• _EXERCISE MATERIAL_:
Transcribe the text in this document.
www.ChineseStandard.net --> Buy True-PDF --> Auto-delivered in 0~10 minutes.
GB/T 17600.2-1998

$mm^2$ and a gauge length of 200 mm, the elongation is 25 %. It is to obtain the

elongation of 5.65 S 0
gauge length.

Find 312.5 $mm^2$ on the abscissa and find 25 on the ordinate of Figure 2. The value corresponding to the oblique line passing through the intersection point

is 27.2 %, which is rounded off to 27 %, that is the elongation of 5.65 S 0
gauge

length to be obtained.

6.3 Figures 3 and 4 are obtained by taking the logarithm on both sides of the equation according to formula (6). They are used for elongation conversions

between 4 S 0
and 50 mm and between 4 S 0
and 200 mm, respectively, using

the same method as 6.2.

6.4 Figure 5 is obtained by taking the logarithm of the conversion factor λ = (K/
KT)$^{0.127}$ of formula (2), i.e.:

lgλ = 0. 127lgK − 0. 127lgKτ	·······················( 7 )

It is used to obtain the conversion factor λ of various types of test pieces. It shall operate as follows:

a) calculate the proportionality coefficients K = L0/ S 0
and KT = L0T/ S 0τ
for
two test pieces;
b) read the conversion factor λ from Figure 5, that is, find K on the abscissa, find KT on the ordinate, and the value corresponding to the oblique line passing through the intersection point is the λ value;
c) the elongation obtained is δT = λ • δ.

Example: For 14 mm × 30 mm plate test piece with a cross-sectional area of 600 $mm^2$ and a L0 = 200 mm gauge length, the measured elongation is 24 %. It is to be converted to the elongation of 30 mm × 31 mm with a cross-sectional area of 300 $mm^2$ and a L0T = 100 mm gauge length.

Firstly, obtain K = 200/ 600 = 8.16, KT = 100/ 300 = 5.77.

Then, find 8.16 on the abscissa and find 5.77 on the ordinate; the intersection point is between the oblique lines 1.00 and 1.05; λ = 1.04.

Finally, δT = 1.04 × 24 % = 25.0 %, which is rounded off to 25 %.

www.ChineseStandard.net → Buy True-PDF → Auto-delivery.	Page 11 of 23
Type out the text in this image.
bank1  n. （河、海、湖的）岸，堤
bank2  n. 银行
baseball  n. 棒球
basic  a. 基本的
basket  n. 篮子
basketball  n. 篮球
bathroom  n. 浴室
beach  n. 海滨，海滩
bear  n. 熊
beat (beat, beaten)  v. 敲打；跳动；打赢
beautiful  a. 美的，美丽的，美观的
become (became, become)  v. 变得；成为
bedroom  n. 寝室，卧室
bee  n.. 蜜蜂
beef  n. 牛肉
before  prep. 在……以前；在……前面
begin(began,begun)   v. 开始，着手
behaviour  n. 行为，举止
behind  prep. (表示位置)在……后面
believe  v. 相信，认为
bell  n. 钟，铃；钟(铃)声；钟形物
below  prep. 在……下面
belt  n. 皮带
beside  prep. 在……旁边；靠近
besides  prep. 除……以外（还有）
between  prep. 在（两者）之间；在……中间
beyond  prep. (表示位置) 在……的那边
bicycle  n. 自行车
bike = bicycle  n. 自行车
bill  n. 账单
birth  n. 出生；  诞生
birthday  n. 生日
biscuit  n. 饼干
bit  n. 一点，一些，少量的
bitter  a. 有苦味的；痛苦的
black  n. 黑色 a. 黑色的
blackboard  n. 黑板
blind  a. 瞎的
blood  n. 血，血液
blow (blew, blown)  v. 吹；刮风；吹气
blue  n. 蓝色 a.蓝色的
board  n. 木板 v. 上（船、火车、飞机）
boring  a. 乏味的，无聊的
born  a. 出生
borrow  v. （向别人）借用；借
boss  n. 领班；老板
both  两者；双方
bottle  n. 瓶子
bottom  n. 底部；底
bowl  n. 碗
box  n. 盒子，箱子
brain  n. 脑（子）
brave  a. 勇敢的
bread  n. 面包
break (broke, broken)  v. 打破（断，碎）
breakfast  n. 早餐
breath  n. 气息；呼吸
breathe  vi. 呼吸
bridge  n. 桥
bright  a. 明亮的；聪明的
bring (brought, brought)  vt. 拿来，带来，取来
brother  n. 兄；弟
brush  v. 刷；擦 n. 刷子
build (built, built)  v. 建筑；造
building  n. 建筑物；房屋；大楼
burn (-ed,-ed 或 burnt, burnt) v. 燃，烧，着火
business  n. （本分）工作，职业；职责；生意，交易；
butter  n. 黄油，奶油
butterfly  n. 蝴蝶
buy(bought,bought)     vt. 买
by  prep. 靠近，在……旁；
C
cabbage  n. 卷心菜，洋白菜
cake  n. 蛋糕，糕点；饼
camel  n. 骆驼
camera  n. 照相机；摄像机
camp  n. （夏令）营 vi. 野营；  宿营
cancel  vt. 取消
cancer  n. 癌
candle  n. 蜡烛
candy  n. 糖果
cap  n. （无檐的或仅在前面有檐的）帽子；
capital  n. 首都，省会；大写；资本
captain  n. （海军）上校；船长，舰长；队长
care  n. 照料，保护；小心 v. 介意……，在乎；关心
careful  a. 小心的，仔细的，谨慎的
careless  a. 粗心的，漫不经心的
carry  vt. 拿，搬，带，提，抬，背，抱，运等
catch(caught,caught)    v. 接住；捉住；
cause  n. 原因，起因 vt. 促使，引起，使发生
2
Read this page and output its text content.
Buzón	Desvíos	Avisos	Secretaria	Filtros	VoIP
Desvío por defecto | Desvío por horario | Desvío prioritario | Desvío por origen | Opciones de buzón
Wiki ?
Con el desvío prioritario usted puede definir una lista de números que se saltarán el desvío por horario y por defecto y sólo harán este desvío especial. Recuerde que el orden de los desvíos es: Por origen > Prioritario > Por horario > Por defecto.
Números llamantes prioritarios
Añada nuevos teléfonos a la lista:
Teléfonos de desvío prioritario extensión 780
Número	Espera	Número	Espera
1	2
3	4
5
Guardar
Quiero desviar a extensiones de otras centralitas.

• _TO DO_:
Copy every record exactly, with nothing added or dropped.

• _EXERCISE OUTPUT_:
Transcribe the text in this document.
www.ChineseStandard.net --> Buy True-PDF --> Auto-delivered in 0~10 minutes.
GB/T 17600.2-1998

$mm^2$ and a gauge length of 200 mm, the elongation is 25 %. It is to obtain the

elongation of 5.65 S 0
gauge length.

Find 312.5 $mm^2$ on the abscissa and find 25 on the ordinate of Figure 2. The value corresponding to the oblique line passing through the intersection point

is 27.2 %, which is rounded off to 27 %, that is the elongation of 5.65 S 0
gauge

length to be obtained.

6.3 Figures 3 and 4 are obtained by taking the logarithm on both sides of the equation according to formula (6). They are used for elongation conversions

between 4 S 0
and 50 mm and between 4 S 0
and 200 mm, respectively, using

the same method as 6.2.

6.4 Figure 5 is obtained by taking the logarithm of the conversion factor λ = (K/
KT)$^{0.127}$ of formula (2), i.e.:

lgλ = 0. 127lgK − 0. 127lgKτ	·······················( 7 )

It is used to obtain the conversion factor λ of various types of test pieces. It shall operate as follows:

a) calculate the proportionality coefficients K = L0/ S 0
and KT = L0T/ S 0τ
for
two test pieces;
b) read the conversion factor λ from Figure 5, that is, find K on the abscissa, find KT on the ordinate, and the value corresponding to the oblique line passing through the intersection point is the λ value;
c) the elongation obtained is δT = λ • δ.

Example: For 14 mm × 30 mm plate test piece with a cross-sectional area of 600 $mm^2$ and a L0 = 200 mm gauge length, the measured elongation is 24 %. It is to be converted to the elongation of 30 mm × 31 mm with a cross-sectional area of 300 $mm^2$ and a L0T = 100 mm gauge length.

Firstly, obtain K = 200/ 600 = 8.16, KT = 100/ 300 = 5.77.

Then, find 8.16 on the abscissa and find 5.77 on the ordinate; the intersection point is between the oblique lines 1.00 and 1.05; λ = 1.04.

Finally, δT = 1.04 × 24 % = 25.0 %, which is rounded off to 25 %.

www.ChineseStandard.net → Buy True-PDF → Auto-delivery.	Page 11 of 23
Type out the text in this image.
bank1  n. （河、海、湖的）岸，堤
bank2  n. 银行
baseball  n. 棒球
basic  a. 基本的
basket  n. 篮子
basketball  n. 篮球
bathroom  n. 浴室
beach  n. 海滨，海滩
bear  n. 熊
beat (beat, beaten)  v. 敲打；跳动；打赢
beautiful  a. 美的，美丽的，美观的
become (became, become)  v. 变得；成为
bedroom  n. 寝室，卧室
bee  n.. 蜜蜂
beef  n. 牛肉
before  prep. 在……以前；在……前面
begin(began,begun)   v. 开始，着手
behaviour  n. 行为，举止
behind  prep. (表示位置)在……后面
believe  v. 相信，认为
bell  n. 钟，铃；钟(铃)声；钟形物
below  prep. 在……下面
belt  n. 皮带
beside  prep. 在……旁边；靠近
besides  prep. 除……以外（还有）
between  prep. 在（两者）之间；在……中间
beyond  prep. (表示位置) 在……的那边
bicycle  n. 自行车
bike = bicycle  n. 自行车
bill  n. 账单
birth  n. 出生；  诞生
birthday  n. 生日
biscuit  n. 饼干
bit  n. 一点，一些，少量的
bitter  a. 有苦味的；痛苦的
black  n. 黑色 a. 黑色的
blackboard  n. 黑板
blind  a. 瞎的
blood  n. 血，血液
blow (blew, blown)  v. 吹；刮风；吹气
blue  n. 蓝色 a.蓝色的
board  n. 木板 v. 上（船、火车、飞机）
boring  a. 乏味的，无聊的
born  a. 出生
borrow  v. （向别人）借用；借
boss  n. 领班；老板
both  两者；双方
bottle  n. 瓶子
bottom  n. 底部；底
bowl  n. 碗
box  n. 盒子，箱子
brain  n. 脑（子）
brave  a. 勇敢的
bread  n. 面包
break (broke, broken)  v. 打破（断，碎）
breakfast  n. 早餐
breath  n. 气息；呼吸
breathe  vi. 呼吸
bridge  n. 桥
bright  a. 明亮的；聪明的
bring (brought, brought)  vt. 拿来，带来，取来
brother  n. 兄；弟
brush  v. 刷；擦 n. 刷子
build (built, built)  v. 建筑；造
building  n. 建筑物；房屋；大楼
burn (-ed,-ed 或 burnt, burnt) v. 燃，烧，着火
business  n. （本分）工作，职业；职责；生意，交易；
butter  n. 黄油，奶油
butterfly  n. 蝴蝶
buy(bought,bought)     vt. 买
by  prep. 靠近，在……旁；
C
cabbage  n. 卷心菜，洋白菜
cake  n. 蛋糕，糕点；饼
camel  n. 骆驼
camera  n. 照相机；摄像机
camp  n. （夏令）营 vi. 野营；  宿营
cancel  vt. 取消
cancer  n. 癌
candle  n. 蜡烛
candy  n. 糖果
cap  n. （无檐的或仅在前面有檐的）帽子；
capital  n. 首都，省会；大写；资本
captain  n. （海军）上校；船长，舰长；队长
care  n. 照料，保护；小心 v. 介意……，在乎；关心
careful  a. 小心的，仔细的，谨慎的
careless  a. 粗心的，漫不经心的
carry  vt. 拿，搬，带，提，抬，背，抱，运等
catch(caught,caught)    v. 接住；捉住；
cause  n. 原因，起因 vt. 促使，引起，使发生
2
Read this page and output its text content.
Buzón	Desvíos	Avisos	Secretaria	Filtros	VoIP
Desvío por defecto | Desvío por horario | Desvío prioritario | Desvío por origen | Opciones de buzón
Wiki ?
Con el desvío prioritario usted puede definir una lista de números que se saltarán el desvío por horario y por defecto y sólo harán este desvío especial. Recuerde que el orden de los desvíos es: Por origen > Prioritario > Por horario > Por defecto.
Números llamantes prioritarios
Añada nuevos teléfonos a la lista:
Teléfonos de desvío prioritario extensión 780
Número	Espera	Número	Espera
1	2
3	4
5
Guardar
Quiero desviar a extensiones de otras centralitas.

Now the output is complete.